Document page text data
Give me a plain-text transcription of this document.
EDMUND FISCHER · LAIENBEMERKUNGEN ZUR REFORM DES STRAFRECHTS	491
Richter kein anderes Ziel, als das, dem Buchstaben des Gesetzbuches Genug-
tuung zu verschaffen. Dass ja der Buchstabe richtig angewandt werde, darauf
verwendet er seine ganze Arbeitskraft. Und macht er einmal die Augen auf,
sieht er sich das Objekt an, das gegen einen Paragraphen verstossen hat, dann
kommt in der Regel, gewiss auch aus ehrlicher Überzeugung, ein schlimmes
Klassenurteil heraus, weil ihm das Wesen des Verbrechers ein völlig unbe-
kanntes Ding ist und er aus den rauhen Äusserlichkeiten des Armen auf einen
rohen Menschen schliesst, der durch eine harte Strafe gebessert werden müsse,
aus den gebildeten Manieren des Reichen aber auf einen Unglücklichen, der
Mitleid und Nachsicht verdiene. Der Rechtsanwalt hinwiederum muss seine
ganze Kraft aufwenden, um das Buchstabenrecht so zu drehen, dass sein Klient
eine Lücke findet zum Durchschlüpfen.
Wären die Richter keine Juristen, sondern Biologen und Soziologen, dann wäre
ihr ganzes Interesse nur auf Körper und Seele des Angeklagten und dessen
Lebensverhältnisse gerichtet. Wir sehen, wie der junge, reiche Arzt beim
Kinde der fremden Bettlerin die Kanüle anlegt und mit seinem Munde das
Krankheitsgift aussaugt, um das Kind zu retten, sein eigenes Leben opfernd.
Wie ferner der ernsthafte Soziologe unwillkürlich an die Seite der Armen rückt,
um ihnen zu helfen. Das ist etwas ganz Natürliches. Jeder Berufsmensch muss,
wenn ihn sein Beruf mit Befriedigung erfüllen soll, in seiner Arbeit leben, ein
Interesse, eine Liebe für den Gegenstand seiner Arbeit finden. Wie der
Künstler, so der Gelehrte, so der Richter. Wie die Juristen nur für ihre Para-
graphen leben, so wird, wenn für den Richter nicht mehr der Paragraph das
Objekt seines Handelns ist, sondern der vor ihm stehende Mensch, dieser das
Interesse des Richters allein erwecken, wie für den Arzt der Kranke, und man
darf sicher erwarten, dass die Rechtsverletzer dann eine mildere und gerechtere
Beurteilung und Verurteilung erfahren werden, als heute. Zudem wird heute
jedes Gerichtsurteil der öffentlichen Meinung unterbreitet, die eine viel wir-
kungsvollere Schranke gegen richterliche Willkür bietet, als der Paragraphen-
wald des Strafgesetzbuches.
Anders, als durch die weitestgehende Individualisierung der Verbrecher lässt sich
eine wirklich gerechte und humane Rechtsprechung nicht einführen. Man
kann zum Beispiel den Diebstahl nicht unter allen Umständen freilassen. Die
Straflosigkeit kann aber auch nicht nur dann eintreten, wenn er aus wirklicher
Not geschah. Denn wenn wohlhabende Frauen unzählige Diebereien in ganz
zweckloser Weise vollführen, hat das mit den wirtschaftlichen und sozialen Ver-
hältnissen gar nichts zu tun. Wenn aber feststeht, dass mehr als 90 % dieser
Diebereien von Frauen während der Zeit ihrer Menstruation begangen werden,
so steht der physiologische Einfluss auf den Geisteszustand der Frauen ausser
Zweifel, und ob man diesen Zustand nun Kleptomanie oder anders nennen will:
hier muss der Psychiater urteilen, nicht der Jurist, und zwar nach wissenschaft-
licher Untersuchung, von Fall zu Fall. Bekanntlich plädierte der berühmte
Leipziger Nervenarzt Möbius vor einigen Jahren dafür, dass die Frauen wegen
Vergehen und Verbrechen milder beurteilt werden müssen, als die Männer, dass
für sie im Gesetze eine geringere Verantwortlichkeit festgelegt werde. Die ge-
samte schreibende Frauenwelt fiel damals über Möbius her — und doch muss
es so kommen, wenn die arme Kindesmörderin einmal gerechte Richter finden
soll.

--

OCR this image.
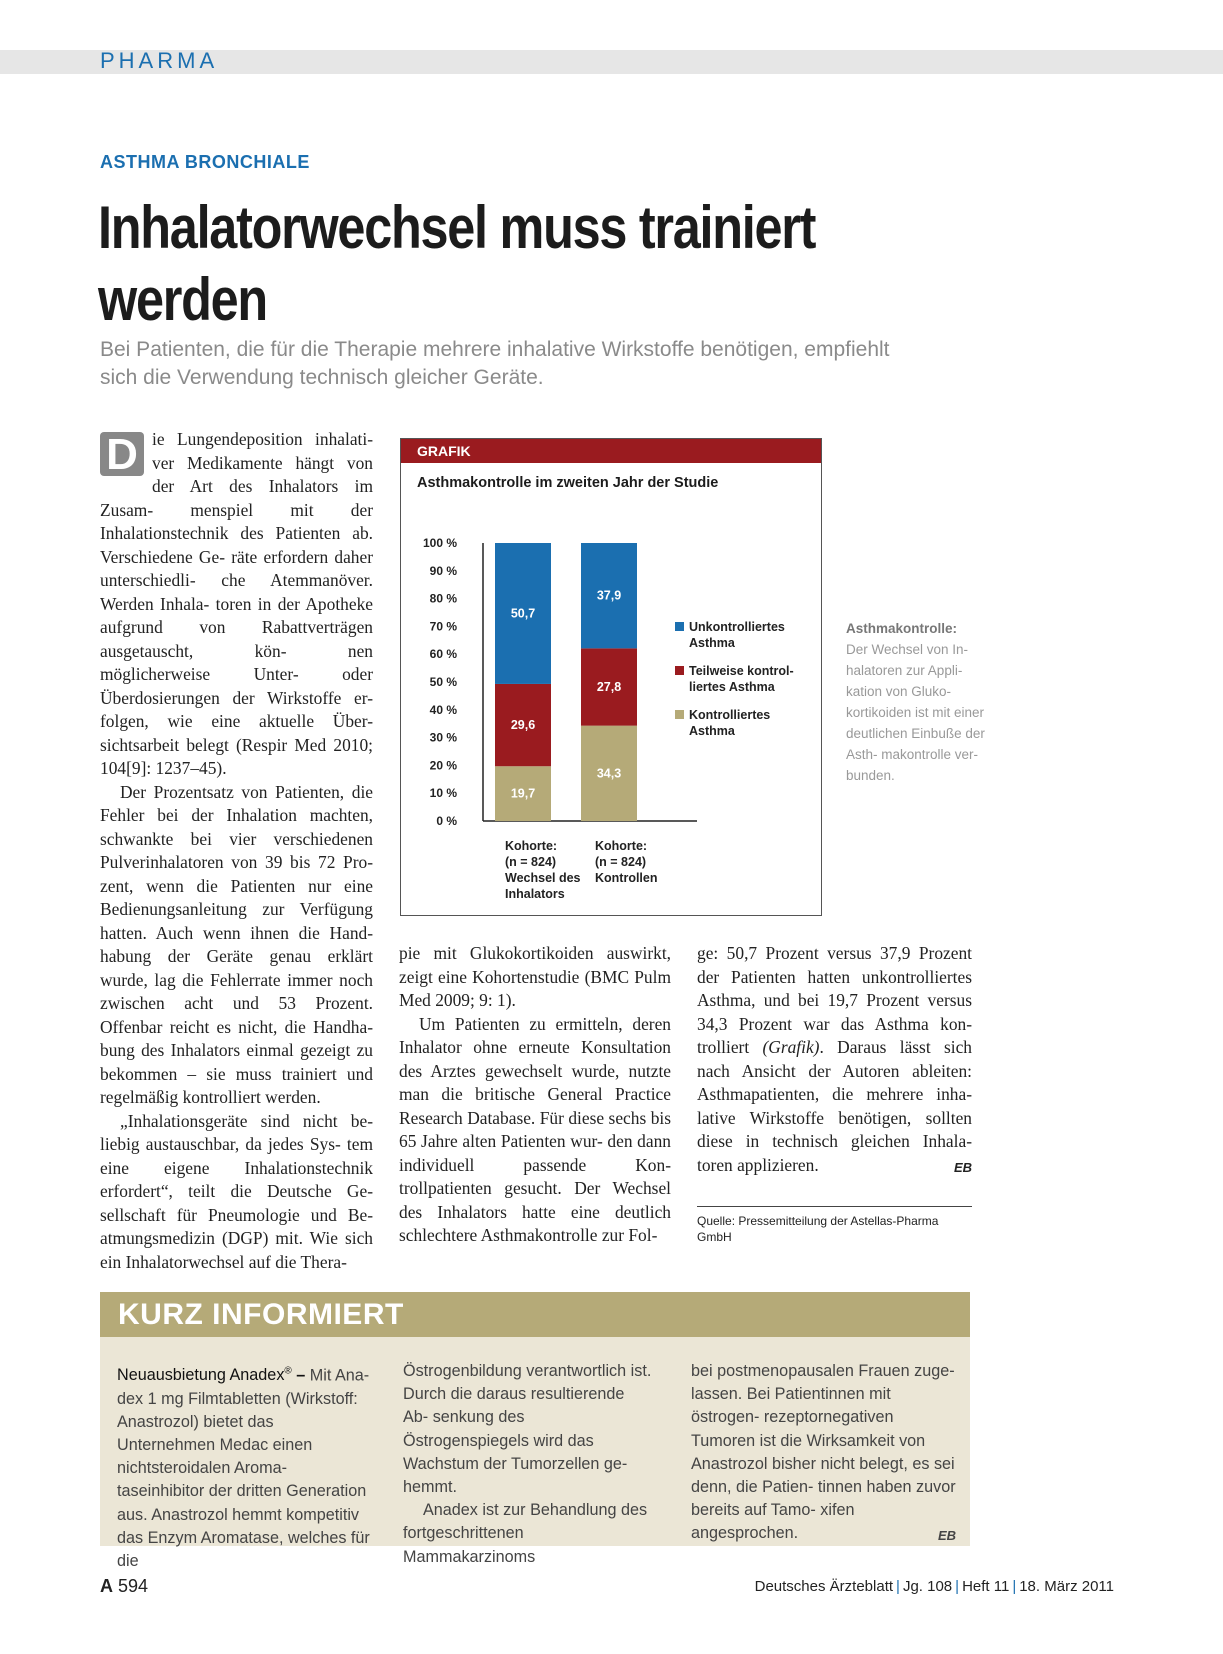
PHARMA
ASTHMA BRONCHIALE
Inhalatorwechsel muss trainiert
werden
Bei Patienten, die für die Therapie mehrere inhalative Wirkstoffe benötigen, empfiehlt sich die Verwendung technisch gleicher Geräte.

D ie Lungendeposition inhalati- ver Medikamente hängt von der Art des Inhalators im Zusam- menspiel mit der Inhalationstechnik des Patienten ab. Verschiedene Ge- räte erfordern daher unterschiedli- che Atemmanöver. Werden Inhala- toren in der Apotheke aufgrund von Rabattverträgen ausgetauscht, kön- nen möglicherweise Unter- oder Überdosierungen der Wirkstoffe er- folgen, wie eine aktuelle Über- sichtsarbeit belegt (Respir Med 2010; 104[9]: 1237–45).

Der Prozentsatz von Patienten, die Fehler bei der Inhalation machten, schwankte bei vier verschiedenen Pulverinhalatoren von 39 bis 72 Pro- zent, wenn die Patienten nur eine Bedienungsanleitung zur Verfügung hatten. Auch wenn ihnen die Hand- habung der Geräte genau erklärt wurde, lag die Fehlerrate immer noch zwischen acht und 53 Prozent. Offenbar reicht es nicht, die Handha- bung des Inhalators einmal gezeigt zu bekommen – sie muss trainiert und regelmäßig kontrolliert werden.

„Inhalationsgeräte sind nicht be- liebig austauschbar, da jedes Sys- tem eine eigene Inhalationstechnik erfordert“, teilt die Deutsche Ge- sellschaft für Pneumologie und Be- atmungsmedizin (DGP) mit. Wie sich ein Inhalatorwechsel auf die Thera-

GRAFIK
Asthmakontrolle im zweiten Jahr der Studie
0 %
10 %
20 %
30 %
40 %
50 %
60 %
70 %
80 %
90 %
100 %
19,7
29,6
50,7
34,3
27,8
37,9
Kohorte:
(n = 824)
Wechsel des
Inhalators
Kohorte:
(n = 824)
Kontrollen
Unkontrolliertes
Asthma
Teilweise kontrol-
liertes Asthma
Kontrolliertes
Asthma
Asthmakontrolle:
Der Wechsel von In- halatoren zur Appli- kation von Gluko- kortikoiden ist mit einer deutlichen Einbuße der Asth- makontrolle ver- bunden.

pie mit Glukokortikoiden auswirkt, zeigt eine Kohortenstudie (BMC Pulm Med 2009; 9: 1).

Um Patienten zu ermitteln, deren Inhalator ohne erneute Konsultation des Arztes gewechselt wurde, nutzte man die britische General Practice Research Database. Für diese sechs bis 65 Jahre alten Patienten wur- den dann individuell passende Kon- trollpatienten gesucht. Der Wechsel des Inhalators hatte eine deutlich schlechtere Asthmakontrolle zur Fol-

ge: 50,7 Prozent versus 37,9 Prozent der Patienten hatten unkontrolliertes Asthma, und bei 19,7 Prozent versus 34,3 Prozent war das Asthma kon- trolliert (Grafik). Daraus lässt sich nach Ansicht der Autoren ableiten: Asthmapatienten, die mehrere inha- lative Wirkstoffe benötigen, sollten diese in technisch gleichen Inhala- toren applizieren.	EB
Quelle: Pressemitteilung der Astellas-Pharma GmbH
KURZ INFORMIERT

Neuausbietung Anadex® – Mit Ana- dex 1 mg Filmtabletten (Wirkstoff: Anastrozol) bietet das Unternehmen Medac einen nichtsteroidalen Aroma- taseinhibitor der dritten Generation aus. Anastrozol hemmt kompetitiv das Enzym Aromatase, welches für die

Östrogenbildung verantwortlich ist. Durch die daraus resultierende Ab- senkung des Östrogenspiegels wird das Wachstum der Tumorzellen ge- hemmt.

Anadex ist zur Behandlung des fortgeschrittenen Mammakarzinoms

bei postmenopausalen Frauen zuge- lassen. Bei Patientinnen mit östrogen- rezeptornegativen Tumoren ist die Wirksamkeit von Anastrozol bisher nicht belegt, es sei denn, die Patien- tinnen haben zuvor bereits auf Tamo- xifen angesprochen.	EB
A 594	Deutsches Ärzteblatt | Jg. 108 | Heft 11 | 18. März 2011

__WORK TO COMPLETE__: Review the preceding data and report every line that includes the string "technisch".

__TASK RESULT__:
Bei Patienten, die für die Therapie mehrere inhalative Wirkstoffe benötigen, empfiehlt sich die Verwendung technisch gleicher Geräte.
ge: 50,7 Prozent versus 37,9 Prozent der Patienten hatten unkontrolliertes Asthma, und bei 19,7 Prozent versus 34,3 Prozent war das Asthma kon- trolliert (Grafik). Daraus lässt sich nach Ansicht der Autoren ableiten: Asthmapatienten, die mehrere inha- lative Wirkstoffe benötigen, sollten diese in technisch gleichen Inhala- toren applizieren.	EB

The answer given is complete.